● **GOAL OF THE EXERCISE**:
Copy out each line containing "famous" from the entries below.

● **EXTRACTED INFORMATION**:
start

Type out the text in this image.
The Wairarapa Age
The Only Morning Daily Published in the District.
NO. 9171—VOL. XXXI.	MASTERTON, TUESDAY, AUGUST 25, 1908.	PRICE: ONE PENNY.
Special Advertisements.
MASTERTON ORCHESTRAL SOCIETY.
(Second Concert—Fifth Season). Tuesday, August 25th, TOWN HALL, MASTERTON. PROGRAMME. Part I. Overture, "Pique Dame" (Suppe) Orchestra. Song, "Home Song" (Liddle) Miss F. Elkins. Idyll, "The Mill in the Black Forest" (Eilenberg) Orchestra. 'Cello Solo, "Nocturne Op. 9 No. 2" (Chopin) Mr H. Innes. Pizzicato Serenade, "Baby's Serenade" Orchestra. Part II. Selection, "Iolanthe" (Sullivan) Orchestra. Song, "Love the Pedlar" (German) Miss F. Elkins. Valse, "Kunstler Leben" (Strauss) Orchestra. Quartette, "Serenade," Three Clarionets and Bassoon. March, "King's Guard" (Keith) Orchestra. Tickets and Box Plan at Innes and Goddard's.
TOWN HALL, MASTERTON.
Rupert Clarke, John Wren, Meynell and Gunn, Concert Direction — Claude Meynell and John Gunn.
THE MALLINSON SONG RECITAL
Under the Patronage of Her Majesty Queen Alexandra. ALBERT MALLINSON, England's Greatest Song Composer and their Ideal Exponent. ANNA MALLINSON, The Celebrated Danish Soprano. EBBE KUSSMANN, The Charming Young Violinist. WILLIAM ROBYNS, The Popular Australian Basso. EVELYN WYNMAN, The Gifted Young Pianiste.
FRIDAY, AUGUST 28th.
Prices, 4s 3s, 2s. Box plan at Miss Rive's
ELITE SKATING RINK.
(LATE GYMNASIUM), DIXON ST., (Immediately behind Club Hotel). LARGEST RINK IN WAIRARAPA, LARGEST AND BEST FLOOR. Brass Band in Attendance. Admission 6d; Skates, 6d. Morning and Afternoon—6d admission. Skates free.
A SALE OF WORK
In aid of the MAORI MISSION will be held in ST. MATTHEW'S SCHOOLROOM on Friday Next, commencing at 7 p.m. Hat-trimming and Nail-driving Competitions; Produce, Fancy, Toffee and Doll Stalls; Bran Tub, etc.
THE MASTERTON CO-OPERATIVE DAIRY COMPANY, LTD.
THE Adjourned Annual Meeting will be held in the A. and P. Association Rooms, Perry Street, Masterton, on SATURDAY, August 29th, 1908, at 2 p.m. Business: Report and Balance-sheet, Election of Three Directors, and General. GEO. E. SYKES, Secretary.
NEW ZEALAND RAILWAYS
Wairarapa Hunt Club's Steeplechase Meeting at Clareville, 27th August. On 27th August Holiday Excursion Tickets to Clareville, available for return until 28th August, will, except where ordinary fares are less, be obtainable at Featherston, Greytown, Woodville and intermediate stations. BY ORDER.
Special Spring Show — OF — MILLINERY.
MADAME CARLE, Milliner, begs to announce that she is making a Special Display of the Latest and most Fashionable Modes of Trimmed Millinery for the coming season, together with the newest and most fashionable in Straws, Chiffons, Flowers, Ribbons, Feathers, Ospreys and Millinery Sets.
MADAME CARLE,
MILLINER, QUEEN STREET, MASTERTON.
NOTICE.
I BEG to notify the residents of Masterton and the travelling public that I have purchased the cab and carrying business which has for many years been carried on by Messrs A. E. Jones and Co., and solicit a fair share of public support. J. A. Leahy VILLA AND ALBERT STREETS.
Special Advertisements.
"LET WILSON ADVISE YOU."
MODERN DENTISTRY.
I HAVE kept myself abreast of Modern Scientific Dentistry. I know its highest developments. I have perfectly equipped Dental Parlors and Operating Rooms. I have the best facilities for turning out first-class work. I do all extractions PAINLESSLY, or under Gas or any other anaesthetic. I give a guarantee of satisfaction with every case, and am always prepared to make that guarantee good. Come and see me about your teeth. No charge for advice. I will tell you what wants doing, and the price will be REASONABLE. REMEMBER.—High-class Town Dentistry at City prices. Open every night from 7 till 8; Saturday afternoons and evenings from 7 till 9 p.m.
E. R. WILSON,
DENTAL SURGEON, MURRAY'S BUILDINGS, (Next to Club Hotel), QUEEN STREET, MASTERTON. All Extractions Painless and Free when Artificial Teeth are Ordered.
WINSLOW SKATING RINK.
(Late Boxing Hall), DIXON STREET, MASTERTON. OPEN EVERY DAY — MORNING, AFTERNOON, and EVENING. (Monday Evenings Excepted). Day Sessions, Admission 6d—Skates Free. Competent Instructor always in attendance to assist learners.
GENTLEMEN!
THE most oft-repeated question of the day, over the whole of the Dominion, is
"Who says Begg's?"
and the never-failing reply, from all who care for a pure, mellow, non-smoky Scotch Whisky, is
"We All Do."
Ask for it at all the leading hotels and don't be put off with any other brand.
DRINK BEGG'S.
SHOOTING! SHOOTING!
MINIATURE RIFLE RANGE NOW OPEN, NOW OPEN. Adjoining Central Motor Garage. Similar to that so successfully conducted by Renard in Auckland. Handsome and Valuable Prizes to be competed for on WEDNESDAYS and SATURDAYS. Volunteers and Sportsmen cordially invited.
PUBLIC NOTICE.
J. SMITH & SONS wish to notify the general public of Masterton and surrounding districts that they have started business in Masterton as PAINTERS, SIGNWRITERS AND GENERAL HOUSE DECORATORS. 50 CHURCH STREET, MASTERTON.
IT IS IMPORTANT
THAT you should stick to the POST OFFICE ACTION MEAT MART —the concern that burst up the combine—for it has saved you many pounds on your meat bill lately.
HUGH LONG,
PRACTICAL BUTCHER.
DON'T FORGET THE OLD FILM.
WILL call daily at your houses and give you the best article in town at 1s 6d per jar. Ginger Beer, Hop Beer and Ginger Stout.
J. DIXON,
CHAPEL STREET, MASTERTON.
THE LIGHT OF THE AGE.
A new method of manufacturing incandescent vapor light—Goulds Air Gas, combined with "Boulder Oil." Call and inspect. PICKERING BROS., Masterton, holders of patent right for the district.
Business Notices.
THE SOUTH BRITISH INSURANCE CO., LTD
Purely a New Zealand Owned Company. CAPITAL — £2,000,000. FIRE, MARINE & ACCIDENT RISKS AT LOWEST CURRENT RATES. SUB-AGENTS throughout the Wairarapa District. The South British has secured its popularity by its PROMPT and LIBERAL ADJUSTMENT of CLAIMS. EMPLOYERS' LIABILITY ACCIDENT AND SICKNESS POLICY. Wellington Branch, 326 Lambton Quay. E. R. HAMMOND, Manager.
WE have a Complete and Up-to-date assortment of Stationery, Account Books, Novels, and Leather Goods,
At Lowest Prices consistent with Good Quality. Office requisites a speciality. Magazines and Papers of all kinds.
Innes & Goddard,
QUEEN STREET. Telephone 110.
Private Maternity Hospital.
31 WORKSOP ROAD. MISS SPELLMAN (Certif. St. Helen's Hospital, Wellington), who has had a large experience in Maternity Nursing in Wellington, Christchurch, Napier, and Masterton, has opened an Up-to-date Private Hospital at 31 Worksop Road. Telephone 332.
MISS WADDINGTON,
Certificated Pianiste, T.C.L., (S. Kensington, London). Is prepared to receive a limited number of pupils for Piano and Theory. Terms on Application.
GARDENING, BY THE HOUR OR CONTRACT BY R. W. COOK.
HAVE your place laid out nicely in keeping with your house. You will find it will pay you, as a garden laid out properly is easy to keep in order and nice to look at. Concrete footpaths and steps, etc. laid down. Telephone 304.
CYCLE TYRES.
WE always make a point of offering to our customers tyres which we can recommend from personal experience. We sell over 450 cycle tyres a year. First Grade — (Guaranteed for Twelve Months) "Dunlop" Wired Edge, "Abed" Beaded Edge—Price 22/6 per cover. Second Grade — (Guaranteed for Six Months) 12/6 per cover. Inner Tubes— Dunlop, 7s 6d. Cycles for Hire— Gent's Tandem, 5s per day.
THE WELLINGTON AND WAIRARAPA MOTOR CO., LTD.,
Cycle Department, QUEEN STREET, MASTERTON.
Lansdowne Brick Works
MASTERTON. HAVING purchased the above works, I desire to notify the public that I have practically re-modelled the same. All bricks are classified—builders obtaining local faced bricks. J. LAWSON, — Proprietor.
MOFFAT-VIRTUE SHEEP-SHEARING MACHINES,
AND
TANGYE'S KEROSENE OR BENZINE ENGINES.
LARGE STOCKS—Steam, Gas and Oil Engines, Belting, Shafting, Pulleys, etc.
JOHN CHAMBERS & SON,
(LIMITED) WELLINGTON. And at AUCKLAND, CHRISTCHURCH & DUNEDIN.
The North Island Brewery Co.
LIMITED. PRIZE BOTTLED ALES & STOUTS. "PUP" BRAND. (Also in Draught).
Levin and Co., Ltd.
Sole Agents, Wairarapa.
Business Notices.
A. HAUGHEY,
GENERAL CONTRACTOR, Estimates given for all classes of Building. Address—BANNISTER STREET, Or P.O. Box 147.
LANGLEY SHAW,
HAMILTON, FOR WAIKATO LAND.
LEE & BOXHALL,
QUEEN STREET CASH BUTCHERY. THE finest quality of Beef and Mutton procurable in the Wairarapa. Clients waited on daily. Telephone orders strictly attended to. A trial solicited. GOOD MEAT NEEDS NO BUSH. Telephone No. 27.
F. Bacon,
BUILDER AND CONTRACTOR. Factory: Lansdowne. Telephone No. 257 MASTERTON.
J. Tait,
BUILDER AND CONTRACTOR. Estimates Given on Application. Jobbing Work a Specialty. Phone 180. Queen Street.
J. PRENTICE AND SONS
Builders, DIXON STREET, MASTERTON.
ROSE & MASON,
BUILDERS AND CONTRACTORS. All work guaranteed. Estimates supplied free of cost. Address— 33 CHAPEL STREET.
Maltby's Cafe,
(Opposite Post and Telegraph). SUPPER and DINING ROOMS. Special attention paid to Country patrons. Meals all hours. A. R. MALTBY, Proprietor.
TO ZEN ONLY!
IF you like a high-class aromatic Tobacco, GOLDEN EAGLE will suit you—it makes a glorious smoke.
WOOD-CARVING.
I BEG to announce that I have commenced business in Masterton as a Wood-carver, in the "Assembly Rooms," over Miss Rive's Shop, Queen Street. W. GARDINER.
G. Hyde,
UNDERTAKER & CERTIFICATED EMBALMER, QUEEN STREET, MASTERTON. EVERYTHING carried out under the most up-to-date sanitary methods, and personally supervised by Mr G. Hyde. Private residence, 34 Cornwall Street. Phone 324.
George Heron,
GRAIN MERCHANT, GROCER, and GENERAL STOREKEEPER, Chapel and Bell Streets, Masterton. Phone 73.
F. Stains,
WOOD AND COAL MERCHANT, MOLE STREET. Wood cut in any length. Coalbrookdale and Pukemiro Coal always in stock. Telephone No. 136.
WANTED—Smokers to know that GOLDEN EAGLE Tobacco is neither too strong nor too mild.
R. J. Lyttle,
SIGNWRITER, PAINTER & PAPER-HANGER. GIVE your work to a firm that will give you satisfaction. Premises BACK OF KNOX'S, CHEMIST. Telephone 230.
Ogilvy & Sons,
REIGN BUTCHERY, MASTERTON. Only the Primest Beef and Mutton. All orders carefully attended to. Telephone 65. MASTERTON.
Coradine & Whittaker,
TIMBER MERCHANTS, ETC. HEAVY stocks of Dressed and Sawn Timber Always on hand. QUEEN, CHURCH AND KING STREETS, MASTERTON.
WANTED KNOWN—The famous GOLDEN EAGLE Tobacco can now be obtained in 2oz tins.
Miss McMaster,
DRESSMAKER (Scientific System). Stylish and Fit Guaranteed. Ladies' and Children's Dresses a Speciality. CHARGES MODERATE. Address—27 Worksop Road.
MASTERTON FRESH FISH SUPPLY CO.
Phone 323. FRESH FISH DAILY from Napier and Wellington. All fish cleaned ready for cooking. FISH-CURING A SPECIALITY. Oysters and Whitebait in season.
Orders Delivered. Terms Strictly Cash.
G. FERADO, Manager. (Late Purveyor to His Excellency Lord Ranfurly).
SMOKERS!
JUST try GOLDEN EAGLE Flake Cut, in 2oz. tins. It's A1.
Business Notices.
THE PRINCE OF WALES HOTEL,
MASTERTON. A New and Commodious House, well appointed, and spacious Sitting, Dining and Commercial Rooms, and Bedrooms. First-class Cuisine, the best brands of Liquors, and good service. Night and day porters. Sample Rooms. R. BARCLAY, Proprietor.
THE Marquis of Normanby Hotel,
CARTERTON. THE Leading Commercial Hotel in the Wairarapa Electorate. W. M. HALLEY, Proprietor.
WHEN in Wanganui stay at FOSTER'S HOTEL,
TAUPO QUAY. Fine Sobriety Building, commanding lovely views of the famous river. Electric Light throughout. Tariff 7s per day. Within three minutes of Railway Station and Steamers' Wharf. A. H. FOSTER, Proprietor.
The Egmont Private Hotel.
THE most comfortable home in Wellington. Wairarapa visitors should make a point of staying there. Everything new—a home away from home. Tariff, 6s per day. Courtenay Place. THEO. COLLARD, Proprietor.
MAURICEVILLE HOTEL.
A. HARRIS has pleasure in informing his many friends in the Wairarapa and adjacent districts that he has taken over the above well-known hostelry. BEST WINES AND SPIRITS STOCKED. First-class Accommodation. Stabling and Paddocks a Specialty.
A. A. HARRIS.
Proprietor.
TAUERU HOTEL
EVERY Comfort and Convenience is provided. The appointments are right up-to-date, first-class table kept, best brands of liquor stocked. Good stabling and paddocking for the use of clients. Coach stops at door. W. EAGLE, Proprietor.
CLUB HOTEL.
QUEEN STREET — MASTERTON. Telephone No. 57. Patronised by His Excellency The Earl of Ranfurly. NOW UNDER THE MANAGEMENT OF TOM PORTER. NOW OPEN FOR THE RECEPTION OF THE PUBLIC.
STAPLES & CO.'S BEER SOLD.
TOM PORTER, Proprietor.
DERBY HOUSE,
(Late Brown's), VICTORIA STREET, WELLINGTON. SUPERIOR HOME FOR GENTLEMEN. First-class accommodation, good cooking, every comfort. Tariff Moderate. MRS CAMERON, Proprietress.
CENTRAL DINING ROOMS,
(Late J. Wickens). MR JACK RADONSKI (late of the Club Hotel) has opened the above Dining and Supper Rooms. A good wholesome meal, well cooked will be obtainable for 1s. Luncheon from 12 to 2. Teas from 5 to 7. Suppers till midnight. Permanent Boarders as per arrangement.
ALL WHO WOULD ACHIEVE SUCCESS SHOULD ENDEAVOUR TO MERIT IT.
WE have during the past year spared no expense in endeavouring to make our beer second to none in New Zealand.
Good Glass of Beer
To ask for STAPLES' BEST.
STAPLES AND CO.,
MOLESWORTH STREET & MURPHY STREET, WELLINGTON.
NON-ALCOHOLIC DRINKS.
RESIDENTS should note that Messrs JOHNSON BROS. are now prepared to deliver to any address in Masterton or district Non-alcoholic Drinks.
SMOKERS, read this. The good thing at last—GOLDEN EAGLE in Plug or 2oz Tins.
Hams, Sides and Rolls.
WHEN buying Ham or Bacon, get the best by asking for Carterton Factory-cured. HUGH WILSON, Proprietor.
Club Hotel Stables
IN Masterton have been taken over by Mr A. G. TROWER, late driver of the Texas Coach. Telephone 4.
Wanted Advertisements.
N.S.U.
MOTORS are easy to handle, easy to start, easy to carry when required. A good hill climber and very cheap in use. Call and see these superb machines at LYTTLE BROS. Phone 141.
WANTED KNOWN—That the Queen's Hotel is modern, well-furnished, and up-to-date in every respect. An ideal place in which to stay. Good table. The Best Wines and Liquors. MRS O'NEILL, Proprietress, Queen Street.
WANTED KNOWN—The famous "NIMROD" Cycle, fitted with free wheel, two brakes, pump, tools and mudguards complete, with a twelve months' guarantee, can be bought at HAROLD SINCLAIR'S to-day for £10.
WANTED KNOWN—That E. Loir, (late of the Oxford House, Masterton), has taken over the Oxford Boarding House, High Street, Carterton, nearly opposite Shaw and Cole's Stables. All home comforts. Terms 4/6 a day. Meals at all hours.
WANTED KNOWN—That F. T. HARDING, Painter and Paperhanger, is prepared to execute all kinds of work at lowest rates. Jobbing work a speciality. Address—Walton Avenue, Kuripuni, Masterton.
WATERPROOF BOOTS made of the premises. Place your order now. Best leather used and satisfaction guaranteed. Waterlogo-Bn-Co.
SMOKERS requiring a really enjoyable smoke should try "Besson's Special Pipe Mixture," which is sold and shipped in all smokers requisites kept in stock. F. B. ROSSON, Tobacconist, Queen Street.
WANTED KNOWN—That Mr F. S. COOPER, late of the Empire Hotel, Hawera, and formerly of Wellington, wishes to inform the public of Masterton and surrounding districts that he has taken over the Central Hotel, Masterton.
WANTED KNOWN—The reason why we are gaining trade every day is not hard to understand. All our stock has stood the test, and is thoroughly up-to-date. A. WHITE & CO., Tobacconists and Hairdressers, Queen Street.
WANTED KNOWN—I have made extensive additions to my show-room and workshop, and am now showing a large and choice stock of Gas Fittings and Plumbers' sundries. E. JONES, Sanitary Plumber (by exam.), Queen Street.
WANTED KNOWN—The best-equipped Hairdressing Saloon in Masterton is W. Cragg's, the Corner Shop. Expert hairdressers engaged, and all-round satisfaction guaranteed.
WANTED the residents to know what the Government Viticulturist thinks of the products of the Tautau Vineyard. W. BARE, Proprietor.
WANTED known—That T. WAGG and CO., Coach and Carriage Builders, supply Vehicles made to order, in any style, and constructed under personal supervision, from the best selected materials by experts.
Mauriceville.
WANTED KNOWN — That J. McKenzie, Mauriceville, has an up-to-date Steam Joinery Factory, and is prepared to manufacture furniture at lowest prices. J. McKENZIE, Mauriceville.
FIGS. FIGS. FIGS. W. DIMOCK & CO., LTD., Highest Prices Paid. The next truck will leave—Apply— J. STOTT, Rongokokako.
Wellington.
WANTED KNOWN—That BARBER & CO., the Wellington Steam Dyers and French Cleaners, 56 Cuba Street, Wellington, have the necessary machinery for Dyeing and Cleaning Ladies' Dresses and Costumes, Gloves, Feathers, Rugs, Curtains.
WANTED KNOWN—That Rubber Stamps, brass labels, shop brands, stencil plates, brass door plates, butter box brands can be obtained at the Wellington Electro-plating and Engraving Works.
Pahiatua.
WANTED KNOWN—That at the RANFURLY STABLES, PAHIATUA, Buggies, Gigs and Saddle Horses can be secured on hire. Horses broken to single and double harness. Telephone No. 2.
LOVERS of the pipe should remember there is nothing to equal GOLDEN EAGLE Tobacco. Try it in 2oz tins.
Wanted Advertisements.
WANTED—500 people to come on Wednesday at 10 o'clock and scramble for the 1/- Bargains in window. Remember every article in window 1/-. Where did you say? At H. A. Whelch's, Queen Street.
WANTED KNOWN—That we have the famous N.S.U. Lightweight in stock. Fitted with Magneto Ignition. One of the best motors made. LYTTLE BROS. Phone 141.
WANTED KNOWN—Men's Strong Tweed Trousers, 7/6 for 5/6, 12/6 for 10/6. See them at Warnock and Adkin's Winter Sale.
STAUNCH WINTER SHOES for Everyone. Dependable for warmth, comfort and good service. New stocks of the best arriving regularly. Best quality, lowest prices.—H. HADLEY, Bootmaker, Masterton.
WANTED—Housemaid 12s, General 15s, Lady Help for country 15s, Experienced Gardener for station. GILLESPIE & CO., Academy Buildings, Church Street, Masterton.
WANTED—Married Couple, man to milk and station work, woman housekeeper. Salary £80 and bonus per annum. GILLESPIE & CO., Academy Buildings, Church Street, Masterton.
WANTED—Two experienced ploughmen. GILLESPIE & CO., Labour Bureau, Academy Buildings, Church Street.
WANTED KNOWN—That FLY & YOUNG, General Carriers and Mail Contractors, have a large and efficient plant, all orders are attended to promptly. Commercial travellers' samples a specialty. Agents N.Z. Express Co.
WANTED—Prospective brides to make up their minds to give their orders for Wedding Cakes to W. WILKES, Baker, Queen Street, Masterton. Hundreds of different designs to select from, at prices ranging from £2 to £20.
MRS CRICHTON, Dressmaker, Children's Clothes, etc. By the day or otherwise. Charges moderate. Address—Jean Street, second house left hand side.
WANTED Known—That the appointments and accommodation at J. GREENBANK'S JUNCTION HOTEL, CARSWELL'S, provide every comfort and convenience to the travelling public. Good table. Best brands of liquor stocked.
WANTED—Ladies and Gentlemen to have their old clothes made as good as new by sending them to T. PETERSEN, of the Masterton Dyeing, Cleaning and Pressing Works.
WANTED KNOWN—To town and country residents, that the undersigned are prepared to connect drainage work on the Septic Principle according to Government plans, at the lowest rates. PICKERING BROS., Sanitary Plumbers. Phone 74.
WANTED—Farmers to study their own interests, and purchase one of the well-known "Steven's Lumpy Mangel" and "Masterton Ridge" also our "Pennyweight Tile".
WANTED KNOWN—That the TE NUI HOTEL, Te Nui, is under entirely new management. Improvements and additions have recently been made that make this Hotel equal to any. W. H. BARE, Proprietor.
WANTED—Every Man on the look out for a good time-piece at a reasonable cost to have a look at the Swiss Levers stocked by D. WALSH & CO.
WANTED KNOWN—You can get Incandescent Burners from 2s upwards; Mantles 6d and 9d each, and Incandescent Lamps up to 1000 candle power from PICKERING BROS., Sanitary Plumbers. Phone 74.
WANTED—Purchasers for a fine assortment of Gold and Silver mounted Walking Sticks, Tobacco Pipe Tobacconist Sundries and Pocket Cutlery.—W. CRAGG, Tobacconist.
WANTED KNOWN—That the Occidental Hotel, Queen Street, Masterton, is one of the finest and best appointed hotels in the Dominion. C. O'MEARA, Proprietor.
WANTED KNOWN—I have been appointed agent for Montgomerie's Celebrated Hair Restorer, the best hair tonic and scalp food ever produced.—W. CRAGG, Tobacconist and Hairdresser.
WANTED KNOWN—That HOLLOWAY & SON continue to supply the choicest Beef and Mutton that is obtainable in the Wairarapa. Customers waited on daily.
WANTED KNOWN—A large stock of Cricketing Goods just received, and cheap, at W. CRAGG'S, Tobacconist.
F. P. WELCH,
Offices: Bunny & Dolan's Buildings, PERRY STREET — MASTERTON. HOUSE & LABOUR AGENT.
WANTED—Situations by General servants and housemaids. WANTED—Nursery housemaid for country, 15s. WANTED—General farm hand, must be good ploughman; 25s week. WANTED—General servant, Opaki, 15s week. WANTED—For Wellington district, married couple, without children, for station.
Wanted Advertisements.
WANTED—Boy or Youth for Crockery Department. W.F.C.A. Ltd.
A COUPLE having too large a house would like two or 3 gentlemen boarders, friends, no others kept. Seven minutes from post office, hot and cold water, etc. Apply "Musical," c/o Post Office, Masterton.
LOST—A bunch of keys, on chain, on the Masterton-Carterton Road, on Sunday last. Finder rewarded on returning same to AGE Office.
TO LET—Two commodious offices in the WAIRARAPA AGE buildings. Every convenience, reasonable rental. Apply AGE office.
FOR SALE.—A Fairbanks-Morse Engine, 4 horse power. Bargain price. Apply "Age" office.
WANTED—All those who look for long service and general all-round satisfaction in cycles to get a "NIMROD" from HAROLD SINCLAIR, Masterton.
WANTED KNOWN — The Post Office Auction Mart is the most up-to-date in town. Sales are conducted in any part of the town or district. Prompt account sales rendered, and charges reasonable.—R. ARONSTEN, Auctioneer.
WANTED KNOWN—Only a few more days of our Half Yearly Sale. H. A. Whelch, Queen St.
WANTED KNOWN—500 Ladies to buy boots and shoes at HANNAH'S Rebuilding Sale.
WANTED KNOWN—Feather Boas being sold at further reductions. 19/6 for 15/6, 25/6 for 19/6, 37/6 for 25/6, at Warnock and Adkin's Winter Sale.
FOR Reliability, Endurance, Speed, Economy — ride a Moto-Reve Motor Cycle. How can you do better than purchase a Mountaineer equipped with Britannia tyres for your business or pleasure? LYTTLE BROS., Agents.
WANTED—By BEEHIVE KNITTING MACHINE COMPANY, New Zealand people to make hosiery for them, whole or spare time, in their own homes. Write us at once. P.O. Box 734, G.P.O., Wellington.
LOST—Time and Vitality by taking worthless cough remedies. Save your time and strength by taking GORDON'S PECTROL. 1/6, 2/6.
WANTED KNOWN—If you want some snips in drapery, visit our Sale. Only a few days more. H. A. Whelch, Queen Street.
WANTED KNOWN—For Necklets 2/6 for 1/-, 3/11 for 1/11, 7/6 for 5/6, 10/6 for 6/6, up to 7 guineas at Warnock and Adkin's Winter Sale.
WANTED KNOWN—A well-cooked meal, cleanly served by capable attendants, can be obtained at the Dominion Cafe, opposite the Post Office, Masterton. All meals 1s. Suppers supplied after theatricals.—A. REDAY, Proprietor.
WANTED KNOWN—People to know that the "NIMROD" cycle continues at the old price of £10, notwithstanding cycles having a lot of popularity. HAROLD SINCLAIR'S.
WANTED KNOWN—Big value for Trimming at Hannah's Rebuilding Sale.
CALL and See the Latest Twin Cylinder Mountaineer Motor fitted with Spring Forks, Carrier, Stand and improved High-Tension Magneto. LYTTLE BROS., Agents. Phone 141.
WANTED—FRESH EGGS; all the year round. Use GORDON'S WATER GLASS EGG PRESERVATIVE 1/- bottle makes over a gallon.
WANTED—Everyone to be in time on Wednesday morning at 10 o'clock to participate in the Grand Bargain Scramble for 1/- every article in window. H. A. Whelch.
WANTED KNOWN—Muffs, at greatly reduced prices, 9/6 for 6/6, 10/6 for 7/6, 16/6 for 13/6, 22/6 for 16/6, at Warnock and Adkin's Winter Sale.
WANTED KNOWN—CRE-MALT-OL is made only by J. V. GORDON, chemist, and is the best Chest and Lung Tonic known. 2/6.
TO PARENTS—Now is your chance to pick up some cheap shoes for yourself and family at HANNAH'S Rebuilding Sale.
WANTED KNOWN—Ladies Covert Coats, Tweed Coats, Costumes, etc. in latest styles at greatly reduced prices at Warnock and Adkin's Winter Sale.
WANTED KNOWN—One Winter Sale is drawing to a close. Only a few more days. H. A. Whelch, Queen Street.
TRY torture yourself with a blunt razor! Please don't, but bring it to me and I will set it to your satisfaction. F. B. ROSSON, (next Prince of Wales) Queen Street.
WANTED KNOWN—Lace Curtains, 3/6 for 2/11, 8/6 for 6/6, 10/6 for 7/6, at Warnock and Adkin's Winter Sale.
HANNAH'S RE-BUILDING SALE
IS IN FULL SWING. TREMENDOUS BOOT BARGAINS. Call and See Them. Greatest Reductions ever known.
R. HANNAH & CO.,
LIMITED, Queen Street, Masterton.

end

● **ANSWER TO THE TASK**:
WANTED KNOWN—The famous GOLDEN EAGLE Tobacco can now be obtained in 2oz tins.
TAUPO QUAY. Fine Sobriety Building, commanding lovely views of the famous river. Electric Light throughout. Tariff 7s per day. Within three minutes of Railway Station and Steamers' Wharf. A. H. FOSTER, Proprietor.
WANTED KNOWN—The famous "NIMROD" Cycle, fitted with free wheel, two brakes, pump, tools and mudguards complete, with a twelve months' guarantee, can be bought at HAROLD SINCLAIR'S to-day for £10.
WANTED KNOWN—That we have the famous N.S.U. Lightweight in stock. Fitted with Magneto Ignition. One of the best motors made. LYTTLE BROS. Phone 141.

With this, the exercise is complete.